◆ Data supplied
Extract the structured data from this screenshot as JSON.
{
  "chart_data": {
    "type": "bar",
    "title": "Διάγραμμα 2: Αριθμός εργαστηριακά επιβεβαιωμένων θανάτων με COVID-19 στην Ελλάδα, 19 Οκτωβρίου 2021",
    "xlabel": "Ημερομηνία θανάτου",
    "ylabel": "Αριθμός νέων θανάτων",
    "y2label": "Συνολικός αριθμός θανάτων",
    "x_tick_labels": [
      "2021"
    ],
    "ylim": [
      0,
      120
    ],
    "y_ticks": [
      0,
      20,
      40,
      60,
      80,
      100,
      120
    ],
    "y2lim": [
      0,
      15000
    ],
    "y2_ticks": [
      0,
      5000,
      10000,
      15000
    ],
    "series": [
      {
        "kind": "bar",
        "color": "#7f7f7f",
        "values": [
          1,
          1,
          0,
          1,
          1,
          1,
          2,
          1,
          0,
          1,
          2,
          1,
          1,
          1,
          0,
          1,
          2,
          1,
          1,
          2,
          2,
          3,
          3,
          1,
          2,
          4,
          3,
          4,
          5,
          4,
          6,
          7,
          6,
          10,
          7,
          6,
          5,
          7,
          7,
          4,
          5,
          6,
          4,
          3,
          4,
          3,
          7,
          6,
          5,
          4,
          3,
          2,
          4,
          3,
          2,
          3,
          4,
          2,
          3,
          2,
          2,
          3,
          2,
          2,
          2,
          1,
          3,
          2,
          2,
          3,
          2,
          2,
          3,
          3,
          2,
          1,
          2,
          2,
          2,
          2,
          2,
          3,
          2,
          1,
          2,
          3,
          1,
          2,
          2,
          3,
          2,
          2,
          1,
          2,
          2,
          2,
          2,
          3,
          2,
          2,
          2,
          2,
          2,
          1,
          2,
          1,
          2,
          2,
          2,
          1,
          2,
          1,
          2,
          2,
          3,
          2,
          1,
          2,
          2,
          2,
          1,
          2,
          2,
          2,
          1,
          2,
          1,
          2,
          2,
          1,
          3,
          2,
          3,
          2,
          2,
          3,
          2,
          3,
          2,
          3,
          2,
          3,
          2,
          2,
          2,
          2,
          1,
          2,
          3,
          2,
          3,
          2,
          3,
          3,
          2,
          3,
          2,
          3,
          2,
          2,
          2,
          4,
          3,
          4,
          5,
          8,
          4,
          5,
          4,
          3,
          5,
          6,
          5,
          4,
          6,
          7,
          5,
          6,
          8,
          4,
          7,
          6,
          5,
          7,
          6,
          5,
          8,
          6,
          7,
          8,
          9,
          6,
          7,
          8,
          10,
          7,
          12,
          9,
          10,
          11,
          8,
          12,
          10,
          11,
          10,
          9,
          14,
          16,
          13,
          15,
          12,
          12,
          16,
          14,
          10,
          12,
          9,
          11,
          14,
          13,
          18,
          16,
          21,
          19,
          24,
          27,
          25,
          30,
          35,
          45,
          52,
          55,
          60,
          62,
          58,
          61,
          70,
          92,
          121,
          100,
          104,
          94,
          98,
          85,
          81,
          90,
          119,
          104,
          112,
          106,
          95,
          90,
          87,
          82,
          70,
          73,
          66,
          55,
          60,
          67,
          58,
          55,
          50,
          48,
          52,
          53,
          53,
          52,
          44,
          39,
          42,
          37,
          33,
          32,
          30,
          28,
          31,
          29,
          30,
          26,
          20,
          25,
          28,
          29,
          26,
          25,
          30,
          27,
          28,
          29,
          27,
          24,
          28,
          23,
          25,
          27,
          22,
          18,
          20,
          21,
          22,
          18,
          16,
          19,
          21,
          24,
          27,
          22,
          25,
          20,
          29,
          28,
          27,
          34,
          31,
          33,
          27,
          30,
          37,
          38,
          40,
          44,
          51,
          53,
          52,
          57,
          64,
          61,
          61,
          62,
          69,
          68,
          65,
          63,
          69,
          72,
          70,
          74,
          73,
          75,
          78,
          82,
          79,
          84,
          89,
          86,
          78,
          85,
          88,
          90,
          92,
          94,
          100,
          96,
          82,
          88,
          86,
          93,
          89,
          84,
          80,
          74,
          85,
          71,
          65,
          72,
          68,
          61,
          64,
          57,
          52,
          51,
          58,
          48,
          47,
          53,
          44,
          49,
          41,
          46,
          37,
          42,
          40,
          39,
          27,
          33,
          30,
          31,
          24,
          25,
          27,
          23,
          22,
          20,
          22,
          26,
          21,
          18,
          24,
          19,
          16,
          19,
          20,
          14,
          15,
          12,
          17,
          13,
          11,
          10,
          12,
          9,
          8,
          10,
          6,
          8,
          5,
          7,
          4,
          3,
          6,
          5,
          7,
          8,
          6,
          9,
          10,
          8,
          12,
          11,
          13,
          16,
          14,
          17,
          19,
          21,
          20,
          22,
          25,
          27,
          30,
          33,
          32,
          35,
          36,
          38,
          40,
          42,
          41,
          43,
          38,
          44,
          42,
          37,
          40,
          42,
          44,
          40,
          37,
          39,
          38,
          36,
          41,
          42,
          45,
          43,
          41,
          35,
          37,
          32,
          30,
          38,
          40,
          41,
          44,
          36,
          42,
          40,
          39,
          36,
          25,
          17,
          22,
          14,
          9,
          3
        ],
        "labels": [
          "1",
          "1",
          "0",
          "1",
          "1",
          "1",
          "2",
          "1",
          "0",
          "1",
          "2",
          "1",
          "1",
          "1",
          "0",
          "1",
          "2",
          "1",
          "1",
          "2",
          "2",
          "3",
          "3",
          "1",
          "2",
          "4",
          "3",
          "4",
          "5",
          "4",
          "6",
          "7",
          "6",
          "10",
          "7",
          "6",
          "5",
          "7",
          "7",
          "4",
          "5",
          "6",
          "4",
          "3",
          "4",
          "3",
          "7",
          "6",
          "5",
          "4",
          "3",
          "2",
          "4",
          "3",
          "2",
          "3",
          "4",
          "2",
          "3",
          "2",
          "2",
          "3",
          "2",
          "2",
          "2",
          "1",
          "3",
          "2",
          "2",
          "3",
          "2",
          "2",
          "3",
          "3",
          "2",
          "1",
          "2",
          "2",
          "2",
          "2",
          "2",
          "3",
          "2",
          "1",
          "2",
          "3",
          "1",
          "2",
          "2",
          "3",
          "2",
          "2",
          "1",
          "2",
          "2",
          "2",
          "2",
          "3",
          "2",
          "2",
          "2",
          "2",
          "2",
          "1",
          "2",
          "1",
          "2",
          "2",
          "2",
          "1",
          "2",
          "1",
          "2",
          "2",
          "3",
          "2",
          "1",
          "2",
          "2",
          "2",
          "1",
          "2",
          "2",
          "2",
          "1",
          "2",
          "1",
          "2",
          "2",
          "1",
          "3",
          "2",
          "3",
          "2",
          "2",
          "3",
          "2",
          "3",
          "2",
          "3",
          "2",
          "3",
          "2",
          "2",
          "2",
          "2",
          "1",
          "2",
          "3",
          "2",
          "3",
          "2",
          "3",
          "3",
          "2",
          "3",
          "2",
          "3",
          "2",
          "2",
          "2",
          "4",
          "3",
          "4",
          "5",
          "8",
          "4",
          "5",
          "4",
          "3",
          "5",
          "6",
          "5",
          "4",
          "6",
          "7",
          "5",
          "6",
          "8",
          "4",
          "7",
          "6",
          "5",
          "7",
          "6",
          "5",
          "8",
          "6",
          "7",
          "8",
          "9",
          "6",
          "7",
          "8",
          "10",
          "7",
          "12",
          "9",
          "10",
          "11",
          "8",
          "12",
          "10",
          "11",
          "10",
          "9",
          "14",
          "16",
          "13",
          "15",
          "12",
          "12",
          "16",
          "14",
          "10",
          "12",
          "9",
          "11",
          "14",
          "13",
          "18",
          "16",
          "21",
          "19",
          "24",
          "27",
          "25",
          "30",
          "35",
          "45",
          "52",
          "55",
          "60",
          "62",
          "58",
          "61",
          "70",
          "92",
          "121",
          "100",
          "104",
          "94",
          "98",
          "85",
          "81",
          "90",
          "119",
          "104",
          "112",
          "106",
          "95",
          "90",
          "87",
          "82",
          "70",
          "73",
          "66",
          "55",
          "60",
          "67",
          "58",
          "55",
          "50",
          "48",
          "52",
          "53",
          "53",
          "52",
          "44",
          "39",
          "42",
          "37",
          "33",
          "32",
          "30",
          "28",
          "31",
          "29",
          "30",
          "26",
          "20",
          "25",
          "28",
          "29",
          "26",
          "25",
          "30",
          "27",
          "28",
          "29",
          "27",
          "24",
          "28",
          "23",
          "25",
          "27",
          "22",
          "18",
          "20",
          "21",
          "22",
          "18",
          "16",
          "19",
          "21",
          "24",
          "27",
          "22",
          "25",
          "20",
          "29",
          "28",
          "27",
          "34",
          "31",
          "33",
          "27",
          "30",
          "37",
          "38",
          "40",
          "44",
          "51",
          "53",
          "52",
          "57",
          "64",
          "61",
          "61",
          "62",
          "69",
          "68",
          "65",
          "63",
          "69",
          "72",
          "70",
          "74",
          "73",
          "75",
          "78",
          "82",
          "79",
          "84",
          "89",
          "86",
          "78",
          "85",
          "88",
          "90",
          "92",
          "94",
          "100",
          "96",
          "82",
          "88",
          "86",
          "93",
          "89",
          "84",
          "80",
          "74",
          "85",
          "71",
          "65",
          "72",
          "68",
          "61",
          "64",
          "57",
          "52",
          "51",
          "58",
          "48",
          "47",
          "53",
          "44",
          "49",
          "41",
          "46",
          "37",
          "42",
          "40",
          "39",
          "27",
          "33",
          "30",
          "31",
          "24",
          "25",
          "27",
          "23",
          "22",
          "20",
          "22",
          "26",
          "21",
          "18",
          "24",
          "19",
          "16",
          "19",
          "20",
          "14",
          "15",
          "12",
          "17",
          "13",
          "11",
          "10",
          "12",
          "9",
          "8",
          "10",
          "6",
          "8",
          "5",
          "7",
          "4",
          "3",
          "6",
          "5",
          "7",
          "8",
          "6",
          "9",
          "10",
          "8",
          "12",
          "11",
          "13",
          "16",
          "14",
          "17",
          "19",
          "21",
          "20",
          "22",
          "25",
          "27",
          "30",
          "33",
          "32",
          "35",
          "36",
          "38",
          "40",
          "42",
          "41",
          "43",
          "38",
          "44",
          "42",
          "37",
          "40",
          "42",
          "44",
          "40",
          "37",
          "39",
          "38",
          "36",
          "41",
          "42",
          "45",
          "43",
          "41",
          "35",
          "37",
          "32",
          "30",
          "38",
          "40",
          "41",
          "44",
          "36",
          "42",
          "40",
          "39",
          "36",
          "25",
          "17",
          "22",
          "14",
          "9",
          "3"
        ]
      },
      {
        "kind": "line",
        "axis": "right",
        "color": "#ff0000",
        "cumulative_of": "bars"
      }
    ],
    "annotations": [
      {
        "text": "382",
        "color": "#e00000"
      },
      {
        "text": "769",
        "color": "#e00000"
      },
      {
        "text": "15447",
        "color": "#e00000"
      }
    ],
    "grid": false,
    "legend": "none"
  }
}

◆ Direction
Give back only a number, the number of lines where the string "θανάτων" occurs.

◆ Task solution
3